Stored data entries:
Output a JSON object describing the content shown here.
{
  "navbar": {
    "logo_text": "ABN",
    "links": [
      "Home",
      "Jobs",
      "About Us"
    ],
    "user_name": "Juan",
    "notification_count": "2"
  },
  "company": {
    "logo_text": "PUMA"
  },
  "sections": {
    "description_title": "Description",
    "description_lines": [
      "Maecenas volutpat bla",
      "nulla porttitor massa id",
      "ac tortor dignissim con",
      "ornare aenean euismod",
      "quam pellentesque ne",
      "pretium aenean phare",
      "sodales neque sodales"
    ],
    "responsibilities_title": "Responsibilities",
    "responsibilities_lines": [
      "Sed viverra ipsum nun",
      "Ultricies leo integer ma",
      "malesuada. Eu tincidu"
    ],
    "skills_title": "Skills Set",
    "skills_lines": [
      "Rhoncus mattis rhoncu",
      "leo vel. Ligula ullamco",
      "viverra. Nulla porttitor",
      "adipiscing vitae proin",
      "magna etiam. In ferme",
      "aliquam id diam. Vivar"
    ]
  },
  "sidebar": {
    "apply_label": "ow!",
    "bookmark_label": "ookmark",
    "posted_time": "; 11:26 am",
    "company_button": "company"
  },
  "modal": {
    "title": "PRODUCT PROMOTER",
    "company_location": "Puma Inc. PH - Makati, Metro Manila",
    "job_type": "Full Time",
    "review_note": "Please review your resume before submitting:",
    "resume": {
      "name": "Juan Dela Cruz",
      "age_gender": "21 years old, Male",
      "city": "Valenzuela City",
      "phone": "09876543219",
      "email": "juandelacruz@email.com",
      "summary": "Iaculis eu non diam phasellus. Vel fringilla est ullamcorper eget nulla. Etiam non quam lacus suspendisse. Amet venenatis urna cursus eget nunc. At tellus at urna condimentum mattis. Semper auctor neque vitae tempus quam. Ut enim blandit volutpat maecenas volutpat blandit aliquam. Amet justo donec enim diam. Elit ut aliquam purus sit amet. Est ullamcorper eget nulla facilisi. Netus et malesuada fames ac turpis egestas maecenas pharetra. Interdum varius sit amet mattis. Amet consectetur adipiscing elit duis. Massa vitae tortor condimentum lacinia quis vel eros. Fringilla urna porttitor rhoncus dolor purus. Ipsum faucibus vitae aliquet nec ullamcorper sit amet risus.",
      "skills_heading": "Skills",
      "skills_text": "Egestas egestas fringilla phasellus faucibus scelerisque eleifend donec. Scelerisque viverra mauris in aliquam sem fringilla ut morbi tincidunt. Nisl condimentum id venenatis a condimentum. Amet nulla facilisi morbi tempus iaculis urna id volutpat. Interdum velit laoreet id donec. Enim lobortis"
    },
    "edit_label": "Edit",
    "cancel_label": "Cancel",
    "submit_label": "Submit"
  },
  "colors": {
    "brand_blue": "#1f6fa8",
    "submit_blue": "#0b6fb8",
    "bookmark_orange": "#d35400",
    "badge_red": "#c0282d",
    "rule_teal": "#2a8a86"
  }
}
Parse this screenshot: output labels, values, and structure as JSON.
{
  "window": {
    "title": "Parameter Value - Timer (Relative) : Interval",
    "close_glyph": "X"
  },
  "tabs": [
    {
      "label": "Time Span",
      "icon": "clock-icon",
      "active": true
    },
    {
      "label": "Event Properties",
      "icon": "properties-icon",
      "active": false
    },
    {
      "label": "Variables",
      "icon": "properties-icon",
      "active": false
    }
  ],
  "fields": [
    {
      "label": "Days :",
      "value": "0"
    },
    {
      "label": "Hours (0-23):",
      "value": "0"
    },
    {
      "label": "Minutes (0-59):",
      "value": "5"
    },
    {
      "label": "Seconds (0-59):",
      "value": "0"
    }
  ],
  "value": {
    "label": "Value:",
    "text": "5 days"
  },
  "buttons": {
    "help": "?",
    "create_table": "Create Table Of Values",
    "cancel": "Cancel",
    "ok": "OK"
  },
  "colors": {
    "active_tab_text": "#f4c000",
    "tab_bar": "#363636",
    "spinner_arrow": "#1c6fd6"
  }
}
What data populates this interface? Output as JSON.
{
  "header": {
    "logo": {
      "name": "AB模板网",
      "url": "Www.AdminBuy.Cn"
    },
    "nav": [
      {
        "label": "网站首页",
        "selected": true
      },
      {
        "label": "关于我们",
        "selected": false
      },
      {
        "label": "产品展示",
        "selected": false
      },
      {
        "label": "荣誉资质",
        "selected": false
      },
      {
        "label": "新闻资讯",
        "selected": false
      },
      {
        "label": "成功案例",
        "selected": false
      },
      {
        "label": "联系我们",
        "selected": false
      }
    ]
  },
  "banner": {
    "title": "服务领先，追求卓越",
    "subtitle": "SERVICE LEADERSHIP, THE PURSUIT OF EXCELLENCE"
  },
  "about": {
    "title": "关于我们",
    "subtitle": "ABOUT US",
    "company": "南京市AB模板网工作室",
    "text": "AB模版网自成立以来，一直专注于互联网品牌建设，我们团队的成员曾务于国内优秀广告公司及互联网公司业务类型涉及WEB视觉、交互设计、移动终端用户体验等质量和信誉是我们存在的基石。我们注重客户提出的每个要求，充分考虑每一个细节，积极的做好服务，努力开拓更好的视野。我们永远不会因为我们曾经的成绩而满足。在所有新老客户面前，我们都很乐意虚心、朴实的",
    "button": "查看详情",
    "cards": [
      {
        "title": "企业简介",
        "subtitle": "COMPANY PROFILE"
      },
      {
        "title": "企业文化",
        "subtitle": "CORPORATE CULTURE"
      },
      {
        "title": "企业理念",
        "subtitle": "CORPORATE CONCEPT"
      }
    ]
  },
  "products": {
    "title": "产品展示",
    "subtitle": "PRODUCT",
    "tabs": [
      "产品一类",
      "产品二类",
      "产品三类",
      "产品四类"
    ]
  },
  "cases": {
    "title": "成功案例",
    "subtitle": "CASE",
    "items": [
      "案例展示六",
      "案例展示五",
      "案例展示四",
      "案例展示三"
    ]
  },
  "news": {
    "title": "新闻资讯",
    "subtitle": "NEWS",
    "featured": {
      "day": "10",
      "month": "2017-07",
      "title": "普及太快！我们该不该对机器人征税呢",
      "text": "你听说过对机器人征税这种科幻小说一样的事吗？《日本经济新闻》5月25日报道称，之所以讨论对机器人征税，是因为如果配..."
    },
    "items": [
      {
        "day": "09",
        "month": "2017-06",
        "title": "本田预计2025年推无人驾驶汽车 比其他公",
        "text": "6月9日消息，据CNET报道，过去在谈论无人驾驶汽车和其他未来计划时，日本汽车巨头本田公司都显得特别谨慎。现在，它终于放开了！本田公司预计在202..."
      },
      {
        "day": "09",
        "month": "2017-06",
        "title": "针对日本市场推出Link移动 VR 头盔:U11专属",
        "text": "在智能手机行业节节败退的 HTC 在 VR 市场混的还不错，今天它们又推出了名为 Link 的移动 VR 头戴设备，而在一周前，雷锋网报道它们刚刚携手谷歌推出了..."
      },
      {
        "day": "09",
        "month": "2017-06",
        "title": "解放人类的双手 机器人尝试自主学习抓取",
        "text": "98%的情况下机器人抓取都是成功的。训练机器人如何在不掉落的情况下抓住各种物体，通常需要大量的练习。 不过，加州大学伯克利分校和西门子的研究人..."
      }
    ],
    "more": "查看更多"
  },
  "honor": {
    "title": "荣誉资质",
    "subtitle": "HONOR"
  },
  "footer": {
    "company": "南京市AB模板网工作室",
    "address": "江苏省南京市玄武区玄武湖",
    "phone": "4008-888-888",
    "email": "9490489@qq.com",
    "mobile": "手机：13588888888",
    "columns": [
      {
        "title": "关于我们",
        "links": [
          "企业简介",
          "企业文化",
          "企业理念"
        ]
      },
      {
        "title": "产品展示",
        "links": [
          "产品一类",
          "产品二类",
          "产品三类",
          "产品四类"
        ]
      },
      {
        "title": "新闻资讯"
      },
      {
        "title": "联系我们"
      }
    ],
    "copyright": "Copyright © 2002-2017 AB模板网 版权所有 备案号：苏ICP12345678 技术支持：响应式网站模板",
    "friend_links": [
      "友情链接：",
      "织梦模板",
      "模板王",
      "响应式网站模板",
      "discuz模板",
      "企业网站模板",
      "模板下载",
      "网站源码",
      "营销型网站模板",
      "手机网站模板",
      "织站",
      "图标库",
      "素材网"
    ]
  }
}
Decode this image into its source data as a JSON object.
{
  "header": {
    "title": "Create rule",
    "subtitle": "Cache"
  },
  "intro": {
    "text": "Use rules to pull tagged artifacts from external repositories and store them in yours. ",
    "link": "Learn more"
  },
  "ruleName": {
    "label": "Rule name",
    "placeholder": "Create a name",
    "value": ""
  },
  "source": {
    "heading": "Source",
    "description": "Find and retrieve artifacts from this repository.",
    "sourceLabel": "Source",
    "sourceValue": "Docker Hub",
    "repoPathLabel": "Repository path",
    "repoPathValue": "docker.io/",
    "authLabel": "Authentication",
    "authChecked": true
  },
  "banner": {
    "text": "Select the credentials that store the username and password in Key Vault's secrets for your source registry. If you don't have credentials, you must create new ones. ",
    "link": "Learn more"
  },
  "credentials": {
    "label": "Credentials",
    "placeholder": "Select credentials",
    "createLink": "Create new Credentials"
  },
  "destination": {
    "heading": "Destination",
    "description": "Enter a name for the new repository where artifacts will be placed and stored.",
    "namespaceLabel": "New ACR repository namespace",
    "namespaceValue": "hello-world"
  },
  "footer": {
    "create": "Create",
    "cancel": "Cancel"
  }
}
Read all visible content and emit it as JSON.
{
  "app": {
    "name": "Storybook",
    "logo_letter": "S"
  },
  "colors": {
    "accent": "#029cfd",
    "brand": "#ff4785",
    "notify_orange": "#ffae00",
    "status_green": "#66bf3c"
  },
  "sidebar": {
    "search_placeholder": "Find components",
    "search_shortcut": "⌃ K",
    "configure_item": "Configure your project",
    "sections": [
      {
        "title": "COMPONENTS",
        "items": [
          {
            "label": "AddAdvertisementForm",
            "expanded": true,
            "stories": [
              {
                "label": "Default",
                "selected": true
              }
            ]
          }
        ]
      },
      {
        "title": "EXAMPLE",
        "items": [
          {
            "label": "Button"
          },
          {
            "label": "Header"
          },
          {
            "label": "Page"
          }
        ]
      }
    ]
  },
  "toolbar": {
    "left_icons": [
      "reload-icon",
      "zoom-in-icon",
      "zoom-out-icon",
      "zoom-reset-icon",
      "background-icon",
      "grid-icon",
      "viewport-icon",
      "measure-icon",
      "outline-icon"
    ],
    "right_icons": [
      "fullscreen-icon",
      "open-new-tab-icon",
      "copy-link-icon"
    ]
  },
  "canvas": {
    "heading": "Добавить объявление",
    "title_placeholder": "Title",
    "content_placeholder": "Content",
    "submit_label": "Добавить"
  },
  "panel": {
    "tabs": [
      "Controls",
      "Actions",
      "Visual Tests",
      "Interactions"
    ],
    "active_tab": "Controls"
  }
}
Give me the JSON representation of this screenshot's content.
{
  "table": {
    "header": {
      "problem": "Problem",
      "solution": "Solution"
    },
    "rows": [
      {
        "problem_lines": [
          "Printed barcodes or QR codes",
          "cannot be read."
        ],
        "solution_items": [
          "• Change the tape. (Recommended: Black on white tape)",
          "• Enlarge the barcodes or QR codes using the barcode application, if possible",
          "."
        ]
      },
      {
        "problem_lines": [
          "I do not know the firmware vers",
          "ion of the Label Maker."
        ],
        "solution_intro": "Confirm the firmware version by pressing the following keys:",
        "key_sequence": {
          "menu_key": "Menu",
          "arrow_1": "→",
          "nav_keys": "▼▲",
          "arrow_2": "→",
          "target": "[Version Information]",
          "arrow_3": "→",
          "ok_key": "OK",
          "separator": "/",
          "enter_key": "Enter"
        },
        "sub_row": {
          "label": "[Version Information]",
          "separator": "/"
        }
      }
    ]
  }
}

**WHAT THE EXERCISE ASKS**
The word "Information" may turn up on some lines of these records; say how many, with no other words.

**WORKED ANSWER**
2